SHORT TASK:
Write out every record in full, exactly as written, please.

SUPPLIED DATA:
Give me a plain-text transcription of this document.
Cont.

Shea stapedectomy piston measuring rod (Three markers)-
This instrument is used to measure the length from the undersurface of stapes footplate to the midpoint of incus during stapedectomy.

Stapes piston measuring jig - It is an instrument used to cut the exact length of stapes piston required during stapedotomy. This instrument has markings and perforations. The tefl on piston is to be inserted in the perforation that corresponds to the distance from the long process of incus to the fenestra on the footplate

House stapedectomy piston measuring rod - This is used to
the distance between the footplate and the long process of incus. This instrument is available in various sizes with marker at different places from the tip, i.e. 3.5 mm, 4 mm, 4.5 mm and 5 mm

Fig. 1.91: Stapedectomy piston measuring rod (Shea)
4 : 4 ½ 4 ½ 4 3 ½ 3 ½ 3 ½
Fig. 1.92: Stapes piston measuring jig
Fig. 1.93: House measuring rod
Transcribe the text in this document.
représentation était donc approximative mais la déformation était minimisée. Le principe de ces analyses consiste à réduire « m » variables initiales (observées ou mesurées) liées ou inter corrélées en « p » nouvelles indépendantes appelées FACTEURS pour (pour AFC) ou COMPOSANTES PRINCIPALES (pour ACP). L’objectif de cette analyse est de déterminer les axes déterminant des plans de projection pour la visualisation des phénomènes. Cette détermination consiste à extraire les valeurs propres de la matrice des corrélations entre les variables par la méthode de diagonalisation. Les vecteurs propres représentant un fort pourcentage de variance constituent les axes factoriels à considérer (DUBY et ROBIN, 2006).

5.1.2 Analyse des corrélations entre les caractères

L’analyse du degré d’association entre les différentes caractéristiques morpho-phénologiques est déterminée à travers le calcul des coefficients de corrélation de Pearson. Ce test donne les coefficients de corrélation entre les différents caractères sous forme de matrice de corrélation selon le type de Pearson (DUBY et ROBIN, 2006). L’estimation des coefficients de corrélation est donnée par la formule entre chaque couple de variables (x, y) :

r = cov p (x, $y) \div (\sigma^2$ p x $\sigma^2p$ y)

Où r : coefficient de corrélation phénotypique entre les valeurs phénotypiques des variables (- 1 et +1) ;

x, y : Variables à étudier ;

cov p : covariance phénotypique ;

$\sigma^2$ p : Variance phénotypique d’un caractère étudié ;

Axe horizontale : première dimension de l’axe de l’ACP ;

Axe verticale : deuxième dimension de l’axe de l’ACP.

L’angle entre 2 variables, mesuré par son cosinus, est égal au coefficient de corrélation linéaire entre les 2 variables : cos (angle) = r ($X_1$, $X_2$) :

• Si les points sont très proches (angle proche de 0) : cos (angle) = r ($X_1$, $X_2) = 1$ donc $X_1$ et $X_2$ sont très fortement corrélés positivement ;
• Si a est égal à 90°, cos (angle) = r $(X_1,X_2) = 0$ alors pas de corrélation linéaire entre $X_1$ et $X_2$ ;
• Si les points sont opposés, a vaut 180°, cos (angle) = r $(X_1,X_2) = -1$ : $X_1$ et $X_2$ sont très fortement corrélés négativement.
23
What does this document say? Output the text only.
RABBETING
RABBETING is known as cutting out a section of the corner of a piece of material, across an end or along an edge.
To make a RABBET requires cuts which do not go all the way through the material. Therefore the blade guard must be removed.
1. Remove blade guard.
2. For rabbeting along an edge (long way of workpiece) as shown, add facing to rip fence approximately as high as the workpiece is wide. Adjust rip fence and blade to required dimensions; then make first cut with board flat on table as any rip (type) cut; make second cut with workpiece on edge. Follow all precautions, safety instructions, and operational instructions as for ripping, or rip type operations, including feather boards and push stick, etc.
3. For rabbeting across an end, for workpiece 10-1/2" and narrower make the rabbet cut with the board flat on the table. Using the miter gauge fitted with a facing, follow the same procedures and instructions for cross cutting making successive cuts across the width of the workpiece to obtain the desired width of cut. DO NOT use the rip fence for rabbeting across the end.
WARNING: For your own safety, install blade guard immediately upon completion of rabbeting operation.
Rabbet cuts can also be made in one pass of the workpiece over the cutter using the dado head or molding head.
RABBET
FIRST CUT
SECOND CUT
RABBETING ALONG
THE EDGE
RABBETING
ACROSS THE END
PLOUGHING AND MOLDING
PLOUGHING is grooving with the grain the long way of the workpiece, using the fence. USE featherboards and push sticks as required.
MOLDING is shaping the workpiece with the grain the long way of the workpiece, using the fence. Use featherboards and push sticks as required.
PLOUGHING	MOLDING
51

EXERCISE RESULT:
Give me a plain-text transcription of this document.
Cont.

Shea stapedectomy piston measuring rod (Three markers)-
This instrument is used to measure the length from the undersurface of stapes footplate to the midpoint of incus during stapedectomy.

Stapes piston measuring jig - It is an instrument used to cut the exact length of stapes piston required during stapedotomy. This instrument has markings and perforations. The tefl on piston is to be inserted in the perforation that corresponds to the distance from the long process of incus to the fenestra on the footplate

House stapedectomy piston measuring rod - This is used to
the distance between the footplate and the long process of incus. This instrument is available in various sizes with marker at different places from the tip, i.e. 3.5 mm, 4 mm, 4.5 mm and 5 mm

Fig. 1.91: Stapedectomy piston measuring rod (Shea)
4 : 4 ½ 4 ½ 4 3 ½ 3 ½ 3 ½
Fig. 1.92: Stapes piston measuring jig
Fig. 1.93: House measuring rod
Transcribe the text in this document.
représentation était donc approximative mais la déformation était minimisée. Le principe de ces analyses consiste à réduire « m » variables initiales (observées ou mesurées) liées ou inter corrélées en « p » nouvelles indépendantes appelées FACTEURS pour (pour AFC) ou COMPOSANTES PRINCIPALES (pour ACP). L’objectif de cette analyse est de déterminer les axes déterminant des plans de projection pour la visualisation des phénomènes. Cette détermination consiste à extraire les valeurs propres de la matrice des corrélations entre les variables par la méthode de diagonalisation. Les vecteurs propres représentant un fort pourcentage de variance constituent les axes factoriels à considérer (DUBY et ROBIN, 2006).

5.1.2 Analyse des corrélations entre les caractères

L’analyse du degré d’association entre les différentes caractéristiques morpho-phénologiques est déterminée à travers le calcul des coefficients de corrélation de Pearson. Ce test donne les coefficients de corrélation entre les différents caractères sous forme de matrice de corrélation selon le type de Pearson (DUBY et ROBIN, 2006). L’estimation des coefficients de corrélation est donnée par la formule entre chaque couple de variables (x, y) :

r = cov p (x, $y) \div (\sigma^2$ p x $\sigma^2p$ y)

Où r : coefficient de corrélation phénotypique entre les valeurs phénotypiques des variables (- 1 et +1) ;

x, y : Variables à étudier ;

cov p : covariance phénotypique ;

$\sigma^2$ p : Variance phénotypique d’un caractère étudié ;

Axe horizontale : première dimension de l’axe de l’ACP ;

Axe verticale : deuxième dimension de l’axe de l’ACP.

L’angle entre 2 variables, mesuré par son cosinus, est égal au coefficient de corrélation linéaire entre les 2 variables : cos (angle) = r ($X_1$, $X_2$) :

• Si les points sont très proches (angle proche de 0) : cos (angle) = r ($X_1$, $X_2) = 1$ donc $X_1$ et $X_2$ sont très fortement corrélés positivement ;
• Si a est égal à 90°, cos (angle) = r $(X_1,X_2) = 0$ alors pas de corrélation linéaire entre $X_1$ et $X_2$ ;
• Si les points sont opposés, a vaut 180°, cos (angle) = r $(X_1,X_2) = -1$ : $X_1$ et $X_2$ sont très fortement corrélés négativement.
23
What does this document say? Output the text only.
RABBETING
RABBETING is known as cutting out a section of the corner of a piece of material, across an end or along an edge.
To make a RABBET requires cuts which do not go all the way through the material. Therefore the blade guard must be removed.
1. Remove blade guard.
2. For rabbeting along an edge (long way of workpiece) as shown, add facing to rip fence approximately as high as the workpiece is wide. Adjust rip fence and blade to required dimensions; then make first cut with board flat on table as any rip (type) cut; make second cut with workpiece on edge. Follow all precautions, safety instructions, and operational instructions as for ripping, or rip type operations, including feather boards and push stick, etc.
3. For rabbeting across an end, for workpiece 10-1/2" and narrower make the rabbet cut with the board flat on the table. Using the miter gauge fitted with a facing, follow the same procedures and instructions for cross cutting making successive cuts across the width of the workpiece to obtain the desired width of cut. DO NOT use the rip fence for rabbeting across the end.
WARNING: For your own safety, install blade guard immediately upon completion of rabbeting operation.
Rabbet cuts can also be made in one pass of the workpiece over the cutter using the dado head or molding head.
RABBET
FIRST CUT
SECOND CUT
RABBETING ALONG
THE EDGE
RABBETING
ACROSS THE END
PLOUGHING AND MOLDING
PLOUGHING is grooving with the grain the long way of the workpiece, using the fence. USE featherboards and push sticks as required.
MOLDING is shaping the workpiece with the grain the long way of the workpiece, using the fence. Use featherboards and push sticks as required.
PLOUGHING	MOLDING
51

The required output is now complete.